[Data listing]
-----

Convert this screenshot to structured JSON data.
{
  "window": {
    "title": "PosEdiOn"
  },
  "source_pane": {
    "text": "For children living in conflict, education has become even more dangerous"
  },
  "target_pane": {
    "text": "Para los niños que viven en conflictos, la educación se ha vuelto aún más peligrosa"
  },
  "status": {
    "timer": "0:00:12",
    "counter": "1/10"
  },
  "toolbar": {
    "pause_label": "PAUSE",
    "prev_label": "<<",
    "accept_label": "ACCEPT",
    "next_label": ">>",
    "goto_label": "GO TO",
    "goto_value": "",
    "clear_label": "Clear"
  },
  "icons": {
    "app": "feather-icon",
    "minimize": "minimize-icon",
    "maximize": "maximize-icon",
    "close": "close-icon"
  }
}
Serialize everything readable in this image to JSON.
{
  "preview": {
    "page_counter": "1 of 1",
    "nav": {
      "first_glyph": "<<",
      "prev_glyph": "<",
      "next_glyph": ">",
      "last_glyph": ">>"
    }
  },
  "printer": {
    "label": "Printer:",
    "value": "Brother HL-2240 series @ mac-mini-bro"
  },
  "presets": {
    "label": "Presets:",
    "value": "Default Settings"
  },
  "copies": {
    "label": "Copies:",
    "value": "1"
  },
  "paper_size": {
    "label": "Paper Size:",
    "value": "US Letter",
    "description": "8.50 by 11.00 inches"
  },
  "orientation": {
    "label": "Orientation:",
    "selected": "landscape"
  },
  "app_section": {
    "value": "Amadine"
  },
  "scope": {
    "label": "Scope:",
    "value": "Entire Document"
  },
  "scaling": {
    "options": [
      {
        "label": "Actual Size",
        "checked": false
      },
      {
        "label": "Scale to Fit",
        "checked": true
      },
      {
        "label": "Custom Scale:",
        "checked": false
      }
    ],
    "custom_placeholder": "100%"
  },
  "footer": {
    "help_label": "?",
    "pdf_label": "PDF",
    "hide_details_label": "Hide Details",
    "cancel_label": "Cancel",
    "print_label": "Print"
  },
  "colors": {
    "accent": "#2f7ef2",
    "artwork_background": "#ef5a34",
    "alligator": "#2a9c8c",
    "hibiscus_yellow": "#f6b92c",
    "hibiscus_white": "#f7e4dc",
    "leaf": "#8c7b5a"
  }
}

-----

Look through the records above and report how many lines hold the word "JSON", giving only the number.

2